--- 本文 ---
+---+
自転車旅CAFE

自転車旅を中心とした紀行文、紀行小説

やよい・春・西伊豆スカイライン - その2(Mar-2018)

 ──その1からつづく


 今回は、コースタイムを用意してきた。大まかなポイントと、おおよその通過時刻を概算で出した表を印刷し、ステムに貼り付けてきた。

 というのも、伊豆、特に西伊豆や南伊豆に出かけたとき、ルートの持つタフさに消耗し、考えていたコースを走り切れずに終わってしまうことがこれまで何度もあったから。西伊豆や南伊豆は、その距離から想像するよりはるかに消耗し、スタミナが切れたりハンガーノックになったり、ひざや腰を痛めたりして動きが取れなくなって、それゆえサイクリング全体としての満足度を半減させてしまった。

 なぜ僕は学習できないのか──。見たいところと行けると思える距離からルートを引いているつもりなのだけど。道のタフさから来る消耗を、いつも計算できない。

 そんなわけで今回はルートをふたつ用意した。

 ひとつは西伊豆スカイラインを走破したのち、西の海岸線へ下り戸田港、そこから海岸線を伝って井田、大瀬崎、西浦とシーサイド・サイクリングを楽しむルート。これをメイン考えたものの距離が80キロ近くにおよぶ。
+---+
(データセットの項目)
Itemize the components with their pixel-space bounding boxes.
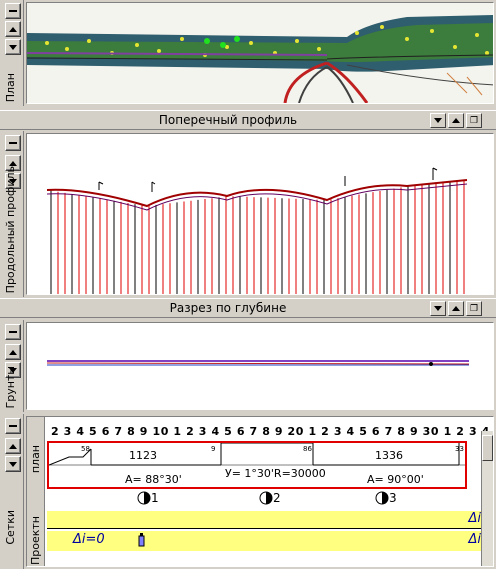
profile-panel: Продольный профиль bbox=[0, 131, 496, 297]
plan-row: 1123 1336 A= 88°30' У= 1°30'R=30000 A= 9… bbox=[47, 441, 467, 489]
segment-angle-1: A= 88°30' bbox=[125, 473, 182, 486]
grid-label: Сетки bbox=[4, 510, 17, 545]
marker-2[interactable]: 2 bbox=[259, 491, 281, 505]
vertical-scrollbar[interactable] bbox=[481, 431, 493, 566]
soils-label: Грунты bbox=[4, 365, 17, 409]
dropdown-button[interactable] bbox=[430, 113, 446, 128]
profile-label: Продольный профиль bbox=[4, 165, 17, 293]
delta-right-2: Δi bbox=[468, 532, 481, 547]
depth-section-title: Разрез по глубине bbox=[169, 301, 287, 315]
small-num-4: 33 bbox=[455, 445, 464, 453]
collapse-button[interactable] bbox=[5, 3, 21, 19]
cross-profile-title: Поперечный профиль bbox=[158, 113, 298, 127]
delta-right-1: Δi bbox=[468, 511, 481, 526]
scroll-up-button[interactable] bbox=[5, 344, 21, 360]
grid-panel: Сетки план Проектная ПЧ 2 3 4 5 6 7 8 9 … bbox=[0, 414, 496, 569]
segment-length-1: 1123 bbox=[129, 449, 157, 462]
soils-view[interactable] bbox=[26, 322, 494, 410]
half-circle-icon bbox=[137, 491, 151, 505]
profile-chart bbox=[27, 134, 493, 294]
half-circle-icon bbox=[375, 491, 389, 505]
collapse-button[interactable] bbox=[5, 324, 21, 340]
row-label-pch: Проектная ПЧ bbox=[29, 517, 42, 565]
profile-view[interactable] bbox=[26, 133, 494, 295]
half-circle-icon bbox=[259, 491, 273, 505]
small-num-1: 58 bbox=[81, 445, 90, 453]
grid-sidebar: Сетки bbox=[2, 414, 24, 569]
row-label-plan: план bbox=[29, 445, 42, 474]
plan-view[interactable] bbox=[26, 2, 494, 104]
segment-angle-3: A= 90°00' bbox=[367, 473, 424, 486]
segment-length-3: 1336 bbox=[375, 449, 403, 462]
soils-sidebar: Грунты bbox=[2, 320, 24, 412]
collapse-button[interactable] bbox=[5, 135, 21, 151]
marker-1[interactable]: 1 bbox=[137, 491, 159, 505]
scroll-down-button[interactable] bbox=[5, 456, 21, 472]
plan-label: План bbox=[4, 72, 17, 102]
expand-button[interactable] bbox=[448, 113, 464, 128]
expand-button[interactable] bbox=[448, 301, 464, 316]
station-ruler: 2 3 4 5 6 7 8 9 10 1 2 3 4 5 6 7 8 9 20 … bbox=[51, 425, 491, 438]
scroll-down-button[interactable] bbox=[5, 362, 21, 378]
scroll-up-button[interactable] bbox=[5, 438, 21, 454]
profile-sidebar: Продольный профиль bbox=[2, 131, 24, 297]
pch-row-2: Δi=0 Δi bbox=[47, 531, 483, 551]
soils-panel: Грунты bbox=[0, 320, 496, 412]
dropdown-button[interactable] bbox=[430, 301, 446, 316]
plan-panel: План bbox=[0, 0, 496, 106]
scroll-down-button[interactable] bbox=[5, 173, 21, 189]
row-labels: план Проектная ПЧ bbox=[27, 417, 45, 566]
depth-section-bar[interactable]: Разрез по глубине ❐ bbox=[0, 298, 496, 318]
marker-label: 3 bbox=[389, 491, 397, 505]
pch-row-1: Δi bbox=[47, 511, 483, 529]
marker-3[interactable]: 3 bbox=[375, 491, 397, 505]
restore-button[interactable]: ❐ bbox=[466, 301, 482, 316]
scroll-thumb[interactable] bbox=[482, 435, 493, 461]
grid-view[interactable]: план Проектная ПЧ 2 3 4 5 6 7 8 9 10 1 2… bbox=[26, 416, 494, 567]
plan-map bbox=[27, 3, 493, 103]
plan-row-graphic bbox=[49, 443, 465, 466]
soils-chart bbox=[27, 323, 493, 409]
cross-profile-bar[interactable]: Поперечный профиль ❐ bbox=[0, 110, 496, 130]
scroll-down-button[interactable] bbox=[5, 39, 21, 55]
marker-label: 2 bbox=[273, 491, 281, 505]
restore-button[interactable]: ❐ bbox=[466, 113, 482, 128]
marker-label: 1 bbox=[151, 491, 159, 505]
small-num-3: 86 bbox=[303, 445, 312, 453]
bottle-icon bbox=[138, 533, 145, 547]
collapse-button[interactable] bbox=[5, 418, 21, 434]
delta-left: Δi=0 bbox=[73, 532, 105, 547]
small-num-2: 9 bbox=[211, 445, 216, 453]
curve-parameters: У= 1°30'R=30000 bbox=[225, 467, 326, 480]
scroll-up-button[interactable] bbox=[5, 155, 21, 171]
plan-sidebar: План bbox=[2, 0, 24, 106]
scroll-up-button[interactable] bbox=[5, 21, 21, 37]
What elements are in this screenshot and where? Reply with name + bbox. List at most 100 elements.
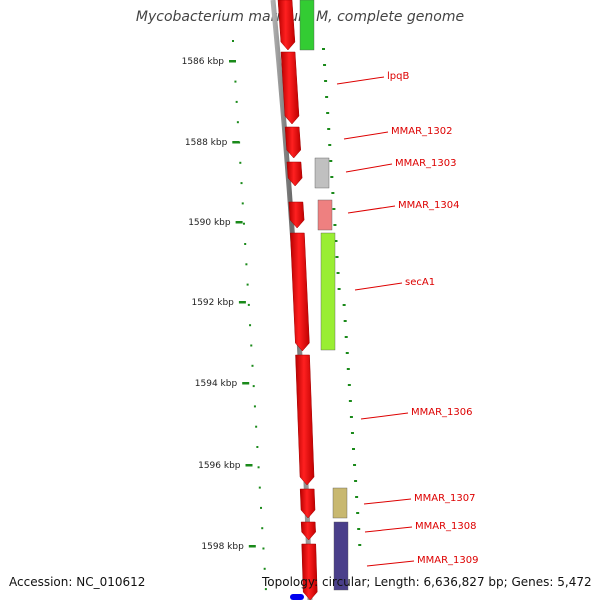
inner-tick [344, 336, 348, 338]
inner-tick [356, 512, 360, 514]
scale-tick [247, 303, 250, 306]
inner-tick [334, 240, 338, 242]
inner-tick [335, 256, 339, 258]
cog-feature [320, 232, 336, 351]
inner-tick [327, 128, 331, 130]
scale-tick [239, 161, 242, 164]
scale-tick [253, 405, 256, 408]
leader-line [345, 163, 393, 173]
scale-tick [244, 243, 247, 245]
gene-labels: lpqB MMAR_1302 MMAR_1303 MMAR_1304 secA1 MMAR… [336, 71, 479, 567]
inner-tick [326, 112, 330, 114]
scale-tick [234, 80, 237, 83]
scale-tick [250, 344, 253, 347]
kbp-label: 1596 kbp [198, 461, 241, 471]
kbp-major-tick [229, 60, 236, 63]
scale-tick [251, 364, 254, 367]
kbp-label: 1590 kbp [188, 218, 231, 228]
gene-arrow [280, 51, 300, 125]
kbp-major-tick [245, 464, 253, 467]
scale-tick [262, 547, 265, 550]
scale-tick [252, 385, 255, 388]
gene-arrow [286, 161, 303, 187]
inner-tick [354, 480, 358, 482]
scale-tick [245, 263, 248, 266]
inner-tick [325, 96, 329, 98]
gene-label: MMAR_1307 [414, 493, 476, 504]
gene-label: MMAR_1309 [417, 555, 479, 566]
gene-track [277, 0, 349, 600]
kbp-major-tick [248, 545, 256, 548]
cog-feature [332, 487, 348, 519]
scale-tick [257, 466, 260, 469]
inner-tick [352, 448, 355, 450]
inner-tick [358, 544, 362, 546]
scale-tick [256, 446, 259, 448]
scale-tick [236, 121, 239, 124]
scale-tick [264, 588, 267, 591]
inner-tick [348, 400, 352, 402]
scale-tick [240, 182, 243, 185]
kbp-label: 1586 kbp [182, 57, 225, 67]
scale-tick [232, 40, 234, 42]
leader-line [366, 560, 415, 567]
cog-feature [333, 521, 349, 591]
cog-feature [317, 199, 333, 231]
scale-tick [242, 222, 245, 225]
inner-tick [324, 80, 328, 82]
kbp-label: 1592 kbp [191, 298, 234, 308]
leader-line [347, 205, 396, 214]
gene-arrow [284, 126, 301, 159]
gene-label: MMAR_1304 [398, 200, 460, 211]
inner-tick [322, 48, 325, 50]
scale-tick [249, 324, 252, 327]
leader-line [354, 282, 403, 291]
kbp-label: 1598 kbp [201, 542, 244, 552]
position-marker [290, 594, 304, 600]
inner-tick [330, 176, 334, 178]
gene-arrow [290, 232, 310, 352]
cog-feature [299, 0, 315, 51]
kbp-major-tick [235, 221, 243, 224]
inner-tick [332, 208, 336, 210]
scale-tick [255, 425, 258, 428]
gene-arrow [301, 543, 318, 600]
inner-tick [343, 320, 347, 322]
gene-arrow [299, 488, 316, 519]
gene-label: secA1 [405, 277, 435, 288]
inner-tick [349, 416, 353, 418]
gene-label: MMAR_1306 [411, 407, 473, 418]
gene-label: MMAR_1303 [395, 158, 457, 169]
leader-line [343, 131, 389, 140]
inner-tick [355, 496, 359, 498]
scale-tick [261, 527, 264, 530]
inner-tick [331, 192, 335, 194]
kbp-label: 1594 kbp [195, 379, 238, 389]
topology-label: Topology: circular; Length: 6,636,827 bp… [262, 575, 592, 589]
gene-label: lpqB [387, 71, 409, 82]
scale-tick [246, 283, 249, 286]
leader-line [336, 76, 385, 85]
inner-tick [357, 528, 361, 530]
inner-tick [323, 64, 327, 66]
inner-tick [329, 160, 333, 162]
kbp-major-tick [242, 382, 250, 385]
scale-labels: 1586 kbp 1588 kbp 1590 kbp 1592 kbp 1594 kbp… [182, 57, 256, 552]
kbp-label: 1588 kbp [185, 138, 228, 148]
scale-ticks-track [232, 40, 362, 591]
scale-tick [258, 486, 261, 489]
scale-tick [263, 567, 266, 570]
leader-line [363, 498, 412, 505]
inner-tick [345, 352, 349, 354]
inner-tick [336, 272, 340, 274]
scale-tick [235, 100, 238, 103]
gene-arrow [288, 201, 305, 229]
cog-feature [314, 157, 330, 189]
gene-arrow [295, 354, 315, 486]
gene-label: MMAR_1308 [415, 521, 477, 532]
kbp-major-tick [232, 141, 240, 144]
inner-tick [347, 384, 351, 386]
inner-tick [333, 224, 337, 226]
gene-arrow [300, 521, 316, 541]
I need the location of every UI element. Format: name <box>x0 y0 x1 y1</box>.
+---+
--- 課題 ---
1) 本文によると、筆者は何を印刷してステムに貼り付けてきたか。
2) 本文のメインルートで、西伊豆スカイラインを走破したあとに通る地名をすべて挙げよ。

--- 解答 ---
1) 大まかなポイントと、おおよその通過時刻を概算で出した表。

2) 戸田港、井田、大瀬崎、西浦